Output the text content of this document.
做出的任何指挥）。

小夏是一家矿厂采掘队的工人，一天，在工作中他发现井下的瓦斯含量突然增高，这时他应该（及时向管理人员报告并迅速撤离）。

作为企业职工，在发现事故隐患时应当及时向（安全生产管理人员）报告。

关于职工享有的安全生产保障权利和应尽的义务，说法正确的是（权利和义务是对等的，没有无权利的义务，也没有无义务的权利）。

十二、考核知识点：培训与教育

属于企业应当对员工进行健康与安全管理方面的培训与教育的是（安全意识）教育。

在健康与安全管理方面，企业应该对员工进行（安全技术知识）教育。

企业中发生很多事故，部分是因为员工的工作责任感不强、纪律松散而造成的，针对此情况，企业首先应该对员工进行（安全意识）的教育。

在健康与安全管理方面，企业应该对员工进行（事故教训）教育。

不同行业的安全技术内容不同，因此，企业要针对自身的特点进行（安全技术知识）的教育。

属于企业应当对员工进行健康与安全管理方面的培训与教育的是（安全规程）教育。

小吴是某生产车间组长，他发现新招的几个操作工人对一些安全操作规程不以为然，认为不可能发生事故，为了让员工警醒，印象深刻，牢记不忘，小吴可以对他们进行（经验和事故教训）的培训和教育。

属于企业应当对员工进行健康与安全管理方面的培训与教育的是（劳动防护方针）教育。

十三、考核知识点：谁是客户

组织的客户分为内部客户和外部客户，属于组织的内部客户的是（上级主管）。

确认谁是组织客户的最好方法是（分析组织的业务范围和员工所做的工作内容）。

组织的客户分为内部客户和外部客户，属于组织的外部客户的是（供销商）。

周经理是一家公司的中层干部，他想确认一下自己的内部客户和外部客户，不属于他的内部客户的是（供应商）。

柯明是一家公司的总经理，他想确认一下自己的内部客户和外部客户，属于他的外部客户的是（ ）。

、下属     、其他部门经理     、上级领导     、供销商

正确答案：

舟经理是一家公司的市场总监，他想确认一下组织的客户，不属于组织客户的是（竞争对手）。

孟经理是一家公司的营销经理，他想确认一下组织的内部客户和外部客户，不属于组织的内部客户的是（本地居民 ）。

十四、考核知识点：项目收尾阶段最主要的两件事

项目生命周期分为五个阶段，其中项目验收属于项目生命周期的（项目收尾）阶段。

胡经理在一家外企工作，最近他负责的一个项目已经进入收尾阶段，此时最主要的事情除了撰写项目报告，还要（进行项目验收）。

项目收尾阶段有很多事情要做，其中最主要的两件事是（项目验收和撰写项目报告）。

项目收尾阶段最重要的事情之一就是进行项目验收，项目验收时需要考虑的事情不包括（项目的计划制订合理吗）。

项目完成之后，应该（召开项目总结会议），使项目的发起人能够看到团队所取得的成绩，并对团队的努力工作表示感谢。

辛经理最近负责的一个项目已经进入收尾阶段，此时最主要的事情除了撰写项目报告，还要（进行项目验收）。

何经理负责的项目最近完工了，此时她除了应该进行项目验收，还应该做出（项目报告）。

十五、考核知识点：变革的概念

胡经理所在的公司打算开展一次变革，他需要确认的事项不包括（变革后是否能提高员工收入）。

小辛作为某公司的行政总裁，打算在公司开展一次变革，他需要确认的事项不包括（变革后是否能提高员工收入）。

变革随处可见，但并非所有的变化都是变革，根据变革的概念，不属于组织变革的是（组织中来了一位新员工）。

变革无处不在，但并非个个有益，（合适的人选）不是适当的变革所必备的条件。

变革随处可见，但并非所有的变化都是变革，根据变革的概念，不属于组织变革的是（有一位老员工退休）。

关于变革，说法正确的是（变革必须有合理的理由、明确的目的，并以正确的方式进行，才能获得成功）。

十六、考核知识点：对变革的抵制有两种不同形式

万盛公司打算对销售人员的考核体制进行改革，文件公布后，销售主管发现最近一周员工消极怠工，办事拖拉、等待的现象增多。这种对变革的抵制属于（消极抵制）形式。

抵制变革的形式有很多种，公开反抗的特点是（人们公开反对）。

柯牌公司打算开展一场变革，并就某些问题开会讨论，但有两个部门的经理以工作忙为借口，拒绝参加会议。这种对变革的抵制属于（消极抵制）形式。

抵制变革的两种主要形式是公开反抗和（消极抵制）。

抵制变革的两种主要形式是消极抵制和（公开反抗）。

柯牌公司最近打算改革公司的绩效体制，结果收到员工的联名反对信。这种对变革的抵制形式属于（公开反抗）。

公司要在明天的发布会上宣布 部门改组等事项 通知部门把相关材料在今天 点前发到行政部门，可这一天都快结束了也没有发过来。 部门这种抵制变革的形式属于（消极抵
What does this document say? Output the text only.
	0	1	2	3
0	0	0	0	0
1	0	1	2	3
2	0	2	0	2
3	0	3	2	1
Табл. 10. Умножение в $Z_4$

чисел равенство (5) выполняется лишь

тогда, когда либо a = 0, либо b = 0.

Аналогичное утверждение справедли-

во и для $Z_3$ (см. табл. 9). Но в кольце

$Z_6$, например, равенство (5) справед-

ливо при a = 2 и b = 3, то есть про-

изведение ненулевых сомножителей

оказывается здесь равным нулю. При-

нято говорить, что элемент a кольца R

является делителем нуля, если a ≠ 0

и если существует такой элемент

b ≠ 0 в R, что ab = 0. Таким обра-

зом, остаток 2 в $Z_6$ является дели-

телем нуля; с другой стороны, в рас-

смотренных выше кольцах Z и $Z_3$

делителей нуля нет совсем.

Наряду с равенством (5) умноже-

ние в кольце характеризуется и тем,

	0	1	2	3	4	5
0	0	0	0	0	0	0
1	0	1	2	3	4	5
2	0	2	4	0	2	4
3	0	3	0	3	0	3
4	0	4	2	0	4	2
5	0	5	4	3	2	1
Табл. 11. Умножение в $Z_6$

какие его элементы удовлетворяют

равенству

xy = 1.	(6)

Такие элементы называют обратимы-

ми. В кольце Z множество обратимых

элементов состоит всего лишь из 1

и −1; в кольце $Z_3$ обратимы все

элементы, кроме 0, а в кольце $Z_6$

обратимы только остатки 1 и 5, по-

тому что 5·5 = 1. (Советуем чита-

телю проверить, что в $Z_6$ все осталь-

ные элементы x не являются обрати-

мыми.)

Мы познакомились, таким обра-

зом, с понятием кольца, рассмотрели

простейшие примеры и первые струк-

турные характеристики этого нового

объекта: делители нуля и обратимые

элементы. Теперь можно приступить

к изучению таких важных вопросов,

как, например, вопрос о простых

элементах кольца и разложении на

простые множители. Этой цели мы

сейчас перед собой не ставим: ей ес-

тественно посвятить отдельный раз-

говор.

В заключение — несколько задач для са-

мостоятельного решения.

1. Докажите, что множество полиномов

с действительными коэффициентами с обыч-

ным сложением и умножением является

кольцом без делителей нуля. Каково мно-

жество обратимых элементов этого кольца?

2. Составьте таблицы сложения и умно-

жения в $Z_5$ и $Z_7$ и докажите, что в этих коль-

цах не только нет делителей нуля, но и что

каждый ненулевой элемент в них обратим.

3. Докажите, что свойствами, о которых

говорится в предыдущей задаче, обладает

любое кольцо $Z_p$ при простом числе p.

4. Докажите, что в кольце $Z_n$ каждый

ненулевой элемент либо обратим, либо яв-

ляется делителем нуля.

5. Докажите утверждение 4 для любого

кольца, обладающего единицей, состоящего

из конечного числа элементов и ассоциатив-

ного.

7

◆ Written instruction
Copy all lines of the listing above that contain the string "только".

◆ Exercise answer
обратимы только остатки 1 и 5, по-
цах не только нет делителей нуля, но и что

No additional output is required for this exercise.